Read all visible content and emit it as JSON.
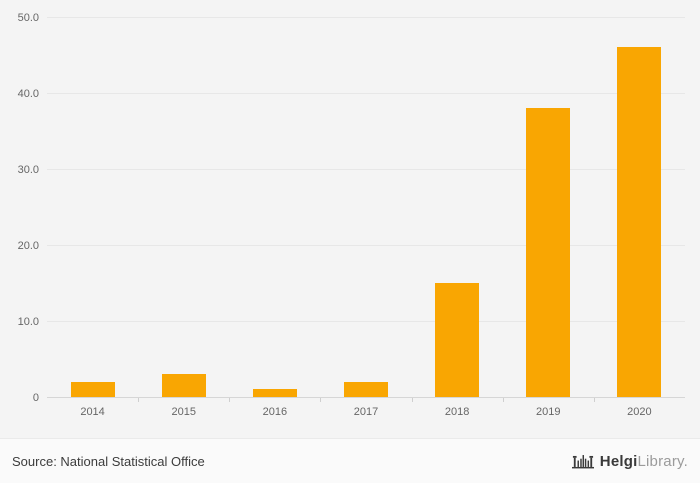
{
  "chart_data": {
    "type": "bar",
    "title": "",
    "xlabel": "",
    "ylabel": "",
    "categories": [
      "2014",
      "2015",
      "2016",
      "2017",
      "2018",
      "2019",
      "2020"
    ],
    "values": [
      2,
      3,
      1,
      2,
      15,
      38,
      46
    ],
    "ylim": [
      0,
      50
    ],
    "yticks": [
      0,
      10,
      20,
      30,
      40,
      50
    ],
    "ytick_labels": [
      "0",
      "10.0",
      "20.0",
      "30.0",
      "40.0",
      "50.0"
    ],
    "grid": true,
    "legend": "none",
    "bar_color": "#f9a602"
  },
  "footer": {
    "source": "Source: National Statistical Office",
    "logo": {
      "brand_primary": "Helgi",
      "brand_secondary": "Library.",
      "icon": "bridge-icon"
    }
  },
  "colors": {
    "background": "#f4f4f4",
    "footer_background": "#fafafa",
    "bar": "#f9a602",
    "gridline": "#e7e7e7",
    "axis": "#d6d6d6",
    "tick_text": "#666666"
  }
}
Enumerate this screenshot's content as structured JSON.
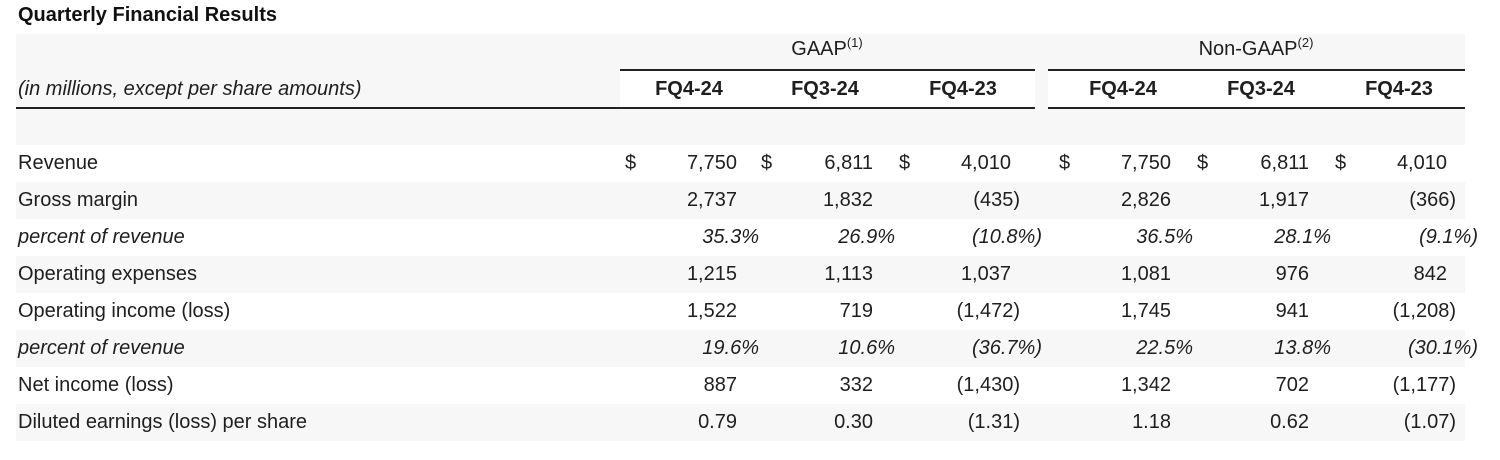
{
  "title": "Quarterly Financial Results",
  "unit_note": "(in millions, except per share amounts)",
  "groups": [
    {
      "label": "GAAP",
      "footnote": "(1)"
    },
    {
      "label": "Non-GAAP",
      "footnote": "(2)"
    }
  ],
  "columns": [
    "FQ4-24",
    "FQ3-24",
    "FQ4-23",
    "FQ4-24",
    "FQ3-24",
    "FQ4-23"
  ],
  "currency_symbol": "$",
  "rows": [
    {
      "label": "Revenue",
      "italic": false,
      "currency": true,
      "values": [
        "7,750",
        "6,811",
        "4,010",
        "7,750",
        "6,811",
        "4,010"
      ]
    },
    {
      "label": "Gross margin",
      "italic": false,
      "currency": false,
      "values": [
        "2,737",
        "1,832",
        "(435)",
        "2,826",
        "1,917",
        "(366)"
      ]
    },
    {
      "label": "percent of revenue",
      "italic": true,
      "currency": false,
      "values": [
        "35.3%",
        "26.9%",
        "(10.8%)",
        "36.5%",
        "28.1%",
        "(9.1%)"
      ]
    },
    {
      "label": "Operating expenses",
      "italic": false,
      "currency": false,
      "values": [
        "1,215",
        "1,113",
        "1,037",
        "1,081",
        "976",
        "842"
      ]
    },
    {
      "label": "Operating income (loss)",
      "italic": false,
      "currency": false,
      "values": [
        "1,522",
        "719",
        "(1,472)",
        "1,745",
        "941",
        "(1,208)"
      ]
    },
    {
      "label": "percent of revenue",
      "italic": true,
      "currency": false,
      "values": [
        "19.6%",
        "10.6%",
        "(36.7%)",
        "22.5%",
        "13.8%",
        "(30.1%)"
      ]
    },
    {
      "label": "Net income (loss)",
      "italic": false,
      "currency": false,
      "values": [
        "887",
        "332",
        "(1,430)",
        "1,342",
        "702",
        "(1,177)"
      ]
    },
    {
      "label": "Diluted earnings (loss) per share",
      "italic": false,
      "currency": false,
      "values": [
        "0.79",
        "0.30",
        "(1.31)",
        "1.18",
        "0.62",
        "(1.07)"
      ]
    }
  ]
}
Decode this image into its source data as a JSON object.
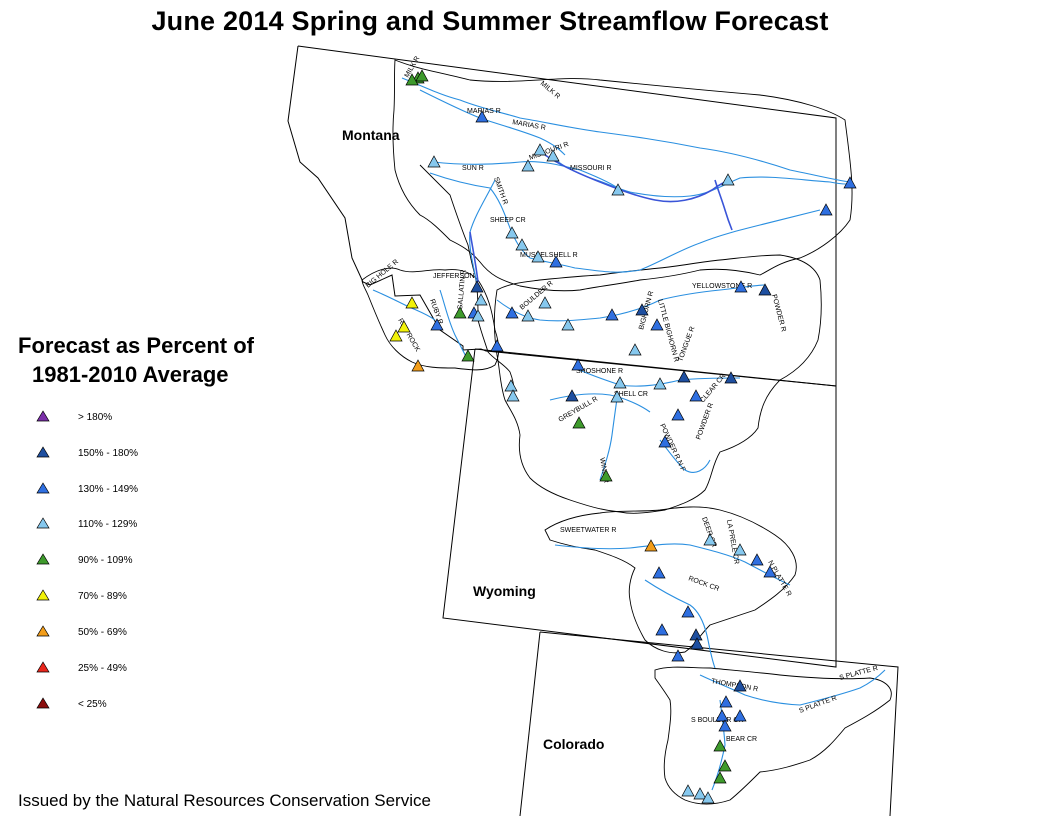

DIRECTIONS – Your job is to transcribe the entries above exactly; skip the pictures.

FULL OUTPUT –
Read all visible content and emit it as JSON.
{
  "chart_data": {
    "type": "bar",
    "title": "",
    "xlabel": "",
    "ylabel": "",
    "categories": [
      "2014",
      "2015",
      "2016",
      "2017",
      "2018",
      "2019",
      "2020"
    ],
    "values": [
      2,
      3,
      1,
      2,
      15,
      38,
      46
    ],
    "ylim": [
      0,
      50
    ],
    "yticks": [
      0,
      10,
      20,
      30,
      40,
      50
    ],
    "ytick_labels": [
      "0",
      "10.0",
      "20.0",
      "30.0",
      "40.0",
      "50.0"
    ],
    "grid": true,
    "legend": "none",
    "bar_color": "#f9a602"
  },
  "footer": {
    "source": "Source: National Statistical Office",
    "logo": {
      "brand_primary": "Helgi",
      "brand_secondary": "Library.",
      "icon": "bridge-icon"
    }
  },
  "colors": {
    "background": "#f4f4f4",
    "footer_background": "#fafafa",
    "bar": "#f9a602",
    "gridline": "#e7e7e7",
    "axis": "#d6d6d6",
    "tick_text": "#666666"
  }
}
Enumerate this screenshot's content as structured JSON.
{
  "title": "Quarterly Financial Results",
  "unit_note": "(in millions, except per share amounts)",
  "groups": [
    {
      "label": "GAAP",
      "footnote": "(1)"
    },
    {
      "label": "Non-GAAP",
      "footnote": "(2)"
    }
  ],
  "columns": [
    "FQ4-24",
    "FQ3-24",
    "FQ4-23",
    "FQ4-24",
    "FQ3-24",
    "FQ4-23"
  ],
  "currency_symbol": "$",
  "rows": [
    {
      "label": "Revenue",
      "italic": false,
      "currency": true,
      "values": [
        "7,750",
        "6,811",
        "4,010",
        "7,750",
        "6,811",
        "4,010"
      ]
    },
    {
      "label": "Gross margin",
      "italic": false,
      "currency": false,
      "values": [
        "2,737",
        "1,832",
        "(435)",
        "2,826",
        "1,917",
        "(366)"
      ]
    },
    {
      "label": "percent of revenue",
      "italic": true,
      "currency": false,
      "values": [
        "35.3%",
        "26.9%",
        "(10.8%)",
        "36.5%",
        "28.1%",
        "(9.1%)"
      ]
    },
    {
      "label": "Operating expenses",
      "italic": false,
      "currency": false,
      "values": [
        "1,215",
        "1,113",
        "1,037",
        "1,081",
        "976",
        "842"
      ]
    },
    {
      "label": "Operating income (loss)",
      "italic": false,
      "currency": false,
      "values": [
        "1,522",
        "719",
        "(1,472)",
        "1,745",
        "941",
        "(1,208)"
      ]
    },
    {
      "label": "percent of revenue",
      "italic": true,
      "currency": false,
      "values": [
        "19.6%",
        "10.6%",
        "(36.7%)",
        "22.5%",
        "13.8%",
        "(30.1%)"
      ]
    },
    {
      "label": "Net income (loss)",
      "italic": false,
      "currency": false,
      "values": [
        "887",
        "332",
        "(1,430)",
        "1,342",
        "702",
        "(1,177)"
      ]
    },
    {
      "label": "Diluted earnings (loss) per share",
      "italic": false,
      "currency": false,
      "values": [
        "0.79",
        "0.30",
        "(1.31)",
        "1.18",
        "0.62",
        "(1.07)"
      ]
    }
  ]
}
Decode this image into its source data as a JSON object.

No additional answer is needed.